(Entries taken from a collection)

________

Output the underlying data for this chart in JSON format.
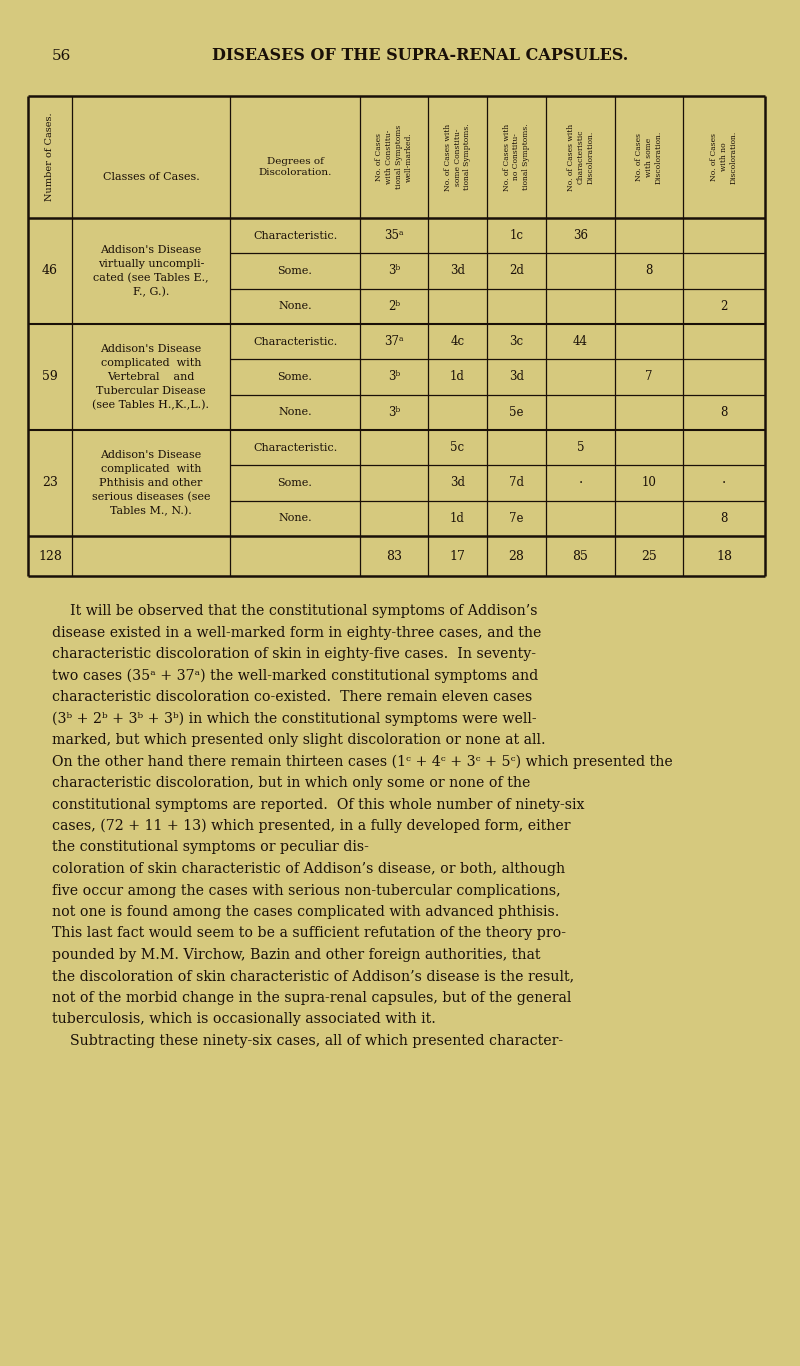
{
  "bg_color": "#d6c97e",
  "text_color": "#1a1008",
  "title": "DISEASES OF THE SUPRA-RENAL CAPSULES.",
  "page_num": "56",
  "table": {
    "rows": [
      {
        "group_num": "46",
        "group_desc_lines": [
          "Addison's Disease",
          "virtually uncompli-",
          "cated (see Tables E.,",
          "F., G.)."
        ],
        "subrows": [
          {
            "degree": "Characteristic.",
            "c1": "35ᵃ",
            "c2": "",
            "c3": "1c",
            "c4": "36",
            "c5": "",
            "c6": ""
          },
          {
            "degree": "Some.",
            "c1": "3ᵇ",
            "c2": "3d",
            "c3": "2d",
            "c4": "",
            "c5": "8",
            "c6": ""
          },
          {
            "degree": "None.",
            "c1": "2ᵇ",
            "c2": "",
            "c3": "",
            "c4": "",
            "c5": "",
            "c6": "2"
          }
        ]
      },
      {
        "group_num": "59",
        "group_desc_lines": [
          "Addison's Disease",
          "complicated  with",
          "Vertebral    and",
          "Tubercular Disease",
          "(see Tables H.,K.,L.)."
        ],
        "subrows": [
          {
            "degree": "Characteristic.",
            "c1": "37ᵃ",
            "c2": "4c",
            "c3": "3c",
            "c4": "44",
            "c5": "",
            "c6": ""
          },
          {
            "degree": "Some.",
            "c1": "3ᵇ",
            "c2": "1d",
            "c3": "3d",
            "c4": "",
            "c5": "7",
            "c6": ""
          },
          {
            "degree": "None.",
            "c1": "3ᵇ",
            "c2": "",
            "c3": "5e",
            "c4": "",
            "c5": "",
            "c6": "8"
          }
        ]
      },
      {
        "group_num": "23",
        "group_desc_lines": [
          "Addison's Disease",
          "complicated  with",
          "Phthisis and other",
          "serious diseases (see",
          "Tables M., N.)."
        ],
        "subrows": [
          {
            "degree": "Characteristic.",
            "c1": "",
            "c2": "5c",
            "c3": "",
            "c4": "5",
            "c5": "",
            "c6": ""
          },
          {
            "degree": "Some.",
            "c1": "",
            "c2": "3d",
            "c3": "7d",
            "c4": "·",
            "c5": "10",
            "c6": "·"
          },
          {
            "degree": "None.",
            "c1": "",
            "c2": "1d",
            "c3": "7e",
            "c4": "",
            "c5": "",
            "c6": "8"
          }
        ]
      }
    ],
    "totals": {
      "num": "128",
      "c1": "83",
      "c2": "17",
      "c3": "28",
      "c4": "85",
      "c5": "25",
      "c6": "18"
    }
  },
  "body_text_lines": [
    "    It will be observed that the constitutional symptoms of Addison’s",
    "disease existed in a well-marked form in eighty-three cases, and the",
    "characteristic discoloration of skin in eighty-five cases.  In seventy-",
    "two cases (35ᵃ + 37ᵃ) the well-marked constitutional symptoms and",
    "characteristic discoloration co-existed.  There remain eleven cases",
    "(3ᵇ + 2ᵇ + 3ᵇ + 3ᵇ) in which the constitutional symptoms were well-",
    "marked, but which presented only slight discoloration or none at all.",
    "On the other hand there remain thirteen cases (1ᶜ + 4ᶜ + 3ᶜ + 5ᶜ) which presented the",
    "characteristic discoloration, but in which only some or none of the",
    "constitutional symptoms are reported.  Of this whole number of ninety-six",
    "cases, (72 + 11 + 13) which presented, in a fully developed form, either",
    "the constitutional symptoms or peculiar dis-",
    "coloration of skin characteristic of Addison’s disease, or both, although",
    "five occur among the cases with serious non-tubercular complications,",
    "not one is found among the cases complicated with advanced phthisis.",
    "This last fact would seem to be a sufficient refutation of the theory pro-",
    "pounded by M.M. Virchow, Bazin and other foreign authorities, that",
    "the discoloration of skin characteristic of Addison’s disease is the result,",
    "not of the morbid change in the supra-renal capsules, but of the general",
    "tuberculosis, which is occasionally associated with it.",
    "    Subtracting these ninety-six cases, all of which presented character-"
  ]
}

________

Find the lines that include the string "other", then copy each of them.

* **TASK SOLUTION**
          "Phthisis and other",
    "On the other hand there remain thirteen cases (1ᶜ + 4ᶜ + 3ᶜ + 5ᶜ) which presented the",
    "pounded by M.M. Virchow, Bazin and other foreign authorities, that",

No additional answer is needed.